### Objective
Check each line of the records for "своих"; collect those that have it.

### Supplied information
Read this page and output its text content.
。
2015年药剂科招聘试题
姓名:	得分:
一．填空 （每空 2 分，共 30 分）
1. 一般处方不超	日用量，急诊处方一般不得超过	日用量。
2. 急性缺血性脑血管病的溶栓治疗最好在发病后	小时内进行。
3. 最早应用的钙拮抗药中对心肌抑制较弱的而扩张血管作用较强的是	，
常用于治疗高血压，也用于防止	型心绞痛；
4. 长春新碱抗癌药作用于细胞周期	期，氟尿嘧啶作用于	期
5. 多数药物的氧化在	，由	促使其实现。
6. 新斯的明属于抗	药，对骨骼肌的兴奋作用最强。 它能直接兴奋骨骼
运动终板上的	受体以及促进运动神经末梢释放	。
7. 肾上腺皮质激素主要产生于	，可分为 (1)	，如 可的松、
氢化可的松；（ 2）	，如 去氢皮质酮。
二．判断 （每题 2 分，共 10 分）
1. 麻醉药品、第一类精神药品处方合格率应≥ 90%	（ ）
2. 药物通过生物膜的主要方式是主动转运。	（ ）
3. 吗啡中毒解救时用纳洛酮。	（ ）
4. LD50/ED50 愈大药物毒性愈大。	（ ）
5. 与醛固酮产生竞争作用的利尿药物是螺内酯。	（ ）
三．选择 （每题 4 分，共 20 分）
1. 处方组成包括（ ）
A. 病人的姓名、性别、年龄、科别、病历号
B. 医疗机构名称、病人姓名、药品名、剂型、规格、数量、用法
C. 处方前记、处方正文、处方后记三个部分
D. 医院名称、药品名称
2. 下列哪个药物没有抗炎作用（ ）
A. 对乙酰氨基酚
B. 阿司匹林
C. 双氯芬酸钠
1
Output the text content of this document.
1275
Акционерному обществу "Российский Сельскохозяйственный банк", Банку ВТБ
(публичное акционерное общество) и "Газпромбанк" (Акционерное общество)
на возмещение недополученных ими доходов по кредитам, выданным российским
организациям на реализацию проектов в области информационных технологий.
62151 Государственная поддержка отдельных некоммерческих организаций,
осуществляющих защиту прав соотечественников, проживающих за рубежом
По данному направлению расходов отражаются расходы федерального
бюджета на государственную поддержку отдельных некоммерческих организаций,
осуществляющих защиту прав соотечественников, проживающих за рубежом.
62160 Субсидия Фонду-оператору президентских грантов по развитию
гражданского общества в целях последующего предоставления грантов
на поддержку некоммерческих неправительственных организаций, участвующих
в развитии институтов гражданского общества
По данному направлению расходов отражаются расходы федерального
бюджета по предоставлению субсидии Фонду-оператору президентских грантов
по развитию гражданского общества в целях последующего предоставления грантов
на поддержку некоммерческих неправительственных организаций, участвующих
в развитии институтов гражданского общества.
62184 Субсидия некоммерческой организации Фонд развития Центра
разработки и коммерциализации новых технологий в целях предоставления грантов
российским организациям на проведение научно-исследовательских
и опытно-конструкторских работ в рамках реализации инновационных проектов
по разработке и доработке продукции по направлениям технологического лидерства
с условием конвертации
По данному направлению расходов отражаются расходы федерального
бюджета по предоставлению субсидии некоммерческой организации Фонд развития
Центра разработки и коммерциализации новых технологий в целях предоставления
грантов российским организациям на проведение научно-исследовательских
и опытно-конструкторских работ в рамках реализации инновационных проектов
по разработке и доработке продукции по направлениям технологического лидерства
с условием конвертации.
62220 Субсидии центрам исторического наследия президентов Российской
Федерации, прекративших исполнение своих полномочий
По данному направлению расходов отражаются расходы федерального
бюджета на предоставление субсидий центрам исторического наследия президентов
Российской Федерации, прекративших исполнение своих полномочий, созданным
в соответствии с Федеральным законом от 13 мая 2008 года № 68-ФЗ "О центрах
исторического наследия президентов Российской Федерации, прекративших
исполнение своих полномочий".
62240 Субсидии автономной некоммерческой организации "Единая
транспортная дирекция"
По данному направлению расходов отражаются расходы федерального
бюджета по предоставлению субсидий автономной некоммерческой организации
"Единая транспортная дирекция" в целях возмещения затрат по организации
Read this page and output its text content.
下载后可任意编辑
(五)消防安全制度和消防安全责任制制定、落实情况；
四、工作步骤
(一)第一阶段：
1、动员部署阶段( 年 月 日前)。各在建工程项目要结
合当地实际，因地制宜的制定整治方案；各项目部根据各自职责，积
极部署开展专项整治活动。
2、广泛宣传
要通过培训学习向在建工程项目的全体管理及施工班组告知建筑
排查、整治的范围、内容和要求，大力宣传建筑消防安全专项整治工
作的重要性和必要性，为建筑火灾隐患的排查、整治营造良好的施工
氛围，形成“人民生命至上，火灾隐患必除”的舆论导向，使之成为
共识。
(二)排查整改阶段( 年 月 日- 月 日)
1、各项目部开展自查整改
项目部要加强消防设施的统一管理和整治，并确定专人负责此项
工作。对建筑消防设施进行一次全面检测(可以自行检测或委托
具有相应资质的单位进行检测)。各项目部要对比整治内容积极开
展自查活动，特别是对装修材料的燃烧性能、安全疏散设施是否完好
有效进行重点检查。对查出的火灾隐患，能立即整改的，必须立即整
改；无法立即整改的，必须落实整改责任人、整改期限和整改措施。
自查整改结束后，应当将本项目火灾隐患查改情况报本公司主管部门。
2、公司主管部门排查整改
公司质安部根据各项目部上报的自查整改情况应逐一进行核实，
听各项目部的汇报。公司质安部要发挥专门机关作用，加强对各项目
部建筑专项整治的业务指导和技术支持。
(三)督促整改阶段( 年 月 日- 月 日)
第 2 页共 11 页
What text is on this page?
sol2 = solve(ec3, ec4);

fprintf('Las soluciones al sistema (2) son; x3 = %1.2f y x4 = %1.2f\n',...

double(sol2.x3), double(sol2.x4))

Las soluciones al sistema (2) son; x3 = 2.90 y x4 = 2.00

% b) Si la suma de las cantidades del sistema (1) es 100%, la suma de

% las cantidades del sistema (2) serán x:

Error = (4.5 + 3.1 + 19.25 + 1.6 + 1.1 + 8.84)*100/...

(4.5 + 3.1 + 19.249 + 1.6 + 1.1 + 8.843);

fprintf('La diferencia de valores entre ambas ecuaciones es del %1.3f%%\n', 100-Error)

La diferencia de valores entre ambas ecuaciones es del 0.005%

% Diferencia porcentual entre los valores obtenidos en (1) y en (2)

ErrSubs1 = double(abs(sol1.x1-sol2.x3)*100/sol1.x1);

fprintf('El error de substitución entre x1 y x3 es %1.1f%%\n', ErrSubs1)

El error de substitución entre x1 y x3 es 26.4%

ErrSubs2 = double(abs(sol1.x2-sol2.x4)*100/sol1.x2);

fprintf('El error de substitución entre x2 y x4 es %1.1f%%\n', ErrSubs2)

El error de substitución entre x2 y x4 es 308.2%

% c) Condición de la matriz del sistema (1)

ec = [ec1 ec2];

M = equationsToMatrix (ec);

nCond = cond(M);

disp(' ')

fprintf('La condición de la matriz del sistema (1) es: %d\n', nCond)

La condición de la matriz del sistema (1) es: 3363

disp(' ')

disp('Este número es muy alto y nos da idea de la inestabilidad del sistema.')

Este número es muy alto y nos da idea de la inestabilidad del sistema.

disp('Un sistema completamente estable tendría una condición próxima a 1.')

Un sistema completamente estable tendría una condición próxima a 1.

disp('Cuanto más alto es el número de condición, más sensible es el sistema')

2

### Correct output
Федерации, прекративших исполнение своих полномочий
Российской Федерации, прекративших исполнение своих полномочий, созданным
исполнение своих полномочий".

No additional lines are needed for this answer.